= Task to carry out =
How many lines in this material include the string "дизеля"? Answer with the number and nothing further.

□ □ □ □ □ □ □

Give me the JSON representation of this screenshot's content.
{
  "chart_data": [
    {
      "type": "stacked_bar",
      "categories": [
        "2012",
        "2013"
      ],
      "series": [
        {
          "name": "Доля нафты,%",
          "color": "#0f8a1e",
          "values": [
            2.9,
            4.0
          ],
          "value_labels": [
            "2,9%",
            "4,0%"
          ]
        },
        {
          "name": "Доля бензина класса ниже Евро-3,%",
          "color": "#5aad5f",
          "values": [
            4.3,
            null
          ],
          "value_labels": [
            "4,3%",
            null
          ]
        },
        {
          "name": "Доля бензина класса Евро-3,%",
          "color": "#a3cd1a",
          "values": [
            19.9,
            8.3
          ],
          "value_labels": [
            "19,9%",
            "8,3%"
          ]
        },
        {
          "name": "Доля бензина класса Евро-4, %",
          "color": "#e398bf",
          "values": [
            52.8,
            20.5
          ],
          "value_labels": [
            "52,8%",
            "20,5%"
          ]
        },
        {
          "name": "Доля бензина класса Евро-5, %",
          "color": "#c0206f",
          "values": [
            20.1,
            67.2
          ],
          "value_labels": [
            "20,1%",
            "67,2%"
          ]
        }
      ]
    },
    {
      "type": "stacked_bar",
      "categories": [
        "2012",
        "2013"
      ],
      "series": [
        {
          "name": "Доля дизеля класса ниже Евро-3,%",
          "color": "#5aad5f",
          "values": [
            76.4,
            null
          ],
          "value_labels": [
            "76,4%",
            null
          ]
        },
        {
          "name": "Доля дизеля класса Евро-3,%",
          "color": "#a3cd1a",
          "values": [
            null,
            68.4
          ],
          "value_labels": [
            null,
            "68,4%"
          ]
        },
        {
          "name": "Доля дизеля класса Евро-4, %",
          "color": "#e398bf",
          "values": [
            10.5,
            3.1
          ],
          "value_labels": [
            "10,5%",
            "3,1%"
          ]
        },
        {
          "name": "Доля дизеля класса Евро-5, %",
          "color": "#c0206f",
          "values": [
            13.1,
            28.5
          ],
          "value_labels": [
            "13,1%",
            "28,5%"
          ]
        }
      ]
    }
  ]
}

□ □ □ □ □ □ □

= Problem solution =
4